SÉRIE D'EXERCICES:
1: Dans le texte sur Liverpool, quelle chanson le public chante-t-il à chaque match ?
2: Poursuivez le texte sur Liverpool à partir de sa dernière phrase.

ARTICLE:
<<<<
Liverpool est la ville des Beatles et du Liverpool Football Club. C’est assez dire.
Rien ne remue davantage les masses occidentales que les clubs de football et les groupes de variété légendaires.
Ce que j’aime dans la culture populaire, c’est la démesure qui lui colle à la peau. Les fans des Beatles parlent souvent de « génie », de « création », de « légende ». Et le grand patron de Liverpool FC, Bill Shankly, déclara, un jour d’émotion : « Certains pensent que le football est une question de vie ou de mort ; je vous le dis, c’est beaucoup, beaucoup plus important que ça. »
Aller au stade d’Anfield est sincèrement émouvant. Un stade construit au milieu des maisons ouvrières, à l’apparence plutôt modeste, entouré de pubs passablement moisis et boisés. Un musée raconte l’histoire du XXe siècle sous l’angle du club, que des fans du monde entier viennent visiter.
Des histoires de victoires, de héros, de morts, de passion morbide et de trophées.
Un guide à l’accent scouse extraordinaire nous emmène dans le stade lui-même et nous berce de la grande geste footballistique. Ils diffusent la chanson que le public chante à chaque match : You’ll Never Walk Alone. Le public de Liverpool incarne avec fierté le soutien sans faille à son équipe. Le public de Liverpool incarne la fidélité. Dans l’esprit des mecs de Liverpool, être un supporter est plus qu’un honneur, c’est avoir une influence certaine sur le cours des événements. Il est de notoriété qu’ils ont fait gagner leur équipe des matches essentiels, qu’ils ont influencé des arbitres, qu’ils ont intimidé des équipes adverses.
>>>>
DONNÉES EXTRAITES:
<<<<
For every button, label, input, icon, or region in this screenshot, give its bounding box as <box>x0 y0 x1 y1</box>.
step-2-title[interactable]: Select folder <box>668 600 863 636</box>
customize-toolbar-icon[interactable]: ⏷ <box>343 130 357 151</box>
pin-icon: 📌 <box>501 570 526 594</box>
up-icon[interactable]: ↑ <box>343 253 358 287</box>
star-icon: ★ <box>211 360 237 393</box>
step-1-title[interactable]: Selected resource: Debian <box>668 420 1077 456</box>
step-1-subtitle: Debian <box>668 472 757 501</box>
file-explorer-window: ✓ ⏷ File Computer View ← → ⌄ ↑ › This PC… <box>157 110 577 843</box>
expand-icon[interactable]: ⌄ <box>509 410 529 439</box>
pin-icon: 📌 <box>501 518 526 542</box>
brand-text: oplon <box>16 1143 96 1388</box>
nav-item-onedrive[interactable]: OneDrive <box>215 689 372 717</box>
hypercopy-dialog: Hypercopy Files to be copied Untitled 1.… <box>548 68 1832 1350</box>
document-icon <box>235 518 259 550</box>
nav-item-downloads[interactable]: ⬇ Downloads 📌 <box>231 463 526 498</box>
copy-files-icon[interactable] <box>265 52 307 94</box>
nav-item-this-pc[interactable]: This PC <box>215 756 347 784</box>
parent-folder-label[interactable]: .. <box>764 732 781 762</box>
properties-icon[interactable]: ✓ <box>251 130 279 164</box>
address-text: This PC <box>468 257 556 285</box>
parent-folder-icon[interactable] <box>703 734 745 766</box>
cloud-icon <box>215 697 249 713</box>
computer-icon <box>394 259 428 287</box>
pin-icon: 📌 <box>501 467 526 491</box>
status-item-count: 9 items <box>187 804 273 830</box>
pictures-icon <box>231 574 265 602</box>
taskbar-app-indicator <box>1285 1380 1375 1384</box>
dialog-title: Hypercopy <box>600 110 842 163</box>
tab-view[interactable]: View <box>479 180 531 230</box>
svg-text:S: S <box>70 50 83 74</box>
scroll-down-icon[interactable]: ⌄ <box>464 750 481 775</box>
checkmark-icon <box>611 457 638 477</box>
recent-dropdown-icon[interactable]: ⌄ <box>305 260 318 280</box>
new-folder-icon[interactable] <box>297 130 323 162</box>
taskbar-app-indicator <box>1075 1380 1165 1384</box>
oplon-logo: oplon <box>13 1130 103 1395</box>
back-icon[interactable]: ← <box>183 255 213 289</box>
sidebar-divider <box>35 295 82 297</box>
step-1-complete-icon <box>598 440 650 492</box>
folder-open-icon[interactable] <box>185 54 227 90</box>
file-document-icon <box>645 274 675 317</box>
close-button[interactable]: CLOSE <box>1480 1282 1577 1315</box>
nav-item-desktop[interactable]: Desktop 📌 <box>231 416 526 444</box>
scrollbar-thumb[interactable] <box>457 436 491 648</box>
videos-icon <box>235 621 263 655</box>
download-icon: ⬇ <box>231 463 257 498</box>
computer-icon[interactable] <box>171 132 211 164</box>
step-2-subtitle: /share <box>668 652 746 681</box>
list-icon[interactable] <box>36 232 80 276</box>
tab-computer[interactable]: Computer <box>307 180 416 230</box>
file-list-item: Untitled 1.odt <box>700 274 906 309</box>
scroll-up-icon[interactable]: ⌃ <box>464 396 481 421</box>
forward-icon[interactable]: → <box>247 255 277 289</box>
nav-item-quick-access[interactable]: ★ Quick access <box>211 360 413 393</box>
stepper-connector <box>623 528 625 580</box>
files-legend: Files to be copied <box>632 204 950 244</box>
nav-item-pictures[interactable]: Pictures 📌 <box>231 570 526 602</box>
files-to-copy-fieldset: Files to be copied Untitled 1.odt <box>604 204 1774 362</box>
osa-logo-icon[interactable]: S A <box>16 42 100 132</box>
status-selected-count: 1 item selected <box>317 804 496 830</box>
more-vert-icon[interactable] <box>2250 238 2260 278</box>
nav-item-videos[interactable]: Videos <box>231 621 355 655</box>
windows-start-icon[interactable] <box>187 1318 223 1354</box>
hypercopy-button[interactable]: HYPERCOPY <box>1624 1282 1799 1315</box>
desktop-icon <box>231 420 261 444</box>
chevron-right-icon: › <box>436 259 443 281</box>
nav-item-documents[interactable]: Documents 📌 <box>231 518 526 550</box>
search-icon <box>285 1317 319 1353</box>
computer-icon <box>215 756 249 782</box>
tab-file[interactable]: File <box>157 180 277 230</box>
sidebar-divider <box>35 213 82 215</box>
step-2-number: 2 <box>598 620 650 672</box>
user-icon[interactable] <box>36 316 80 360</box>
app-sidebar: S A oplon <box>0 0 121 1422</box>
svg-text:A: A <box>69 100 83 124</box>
>>>>
RÉPONSES PAR TÂCHE:
1: You’ll Never Walk Alone.

2:
Pendant que le guide nous parle, des filles vont même ramasser de la pelouse coupée, afin que les pèlerins puissent ramener une poignée de la précieuse matière chez eux.
Liverpool, c’est la passion à l’état pur.
J’aime bien tes photos, elles me font penser au nouveau quartier de Perrache, enfin, la Confluence, au Sud du centre d’échanges. On a construit des immeubles cossus, creusé un port, avec une darse -mais je ne suis plus bien sûre maintenant de ce que veut dire le mot « darse ». Mais à Lyon, c’est quand même la brique rouge qui manque, nom d’un rat !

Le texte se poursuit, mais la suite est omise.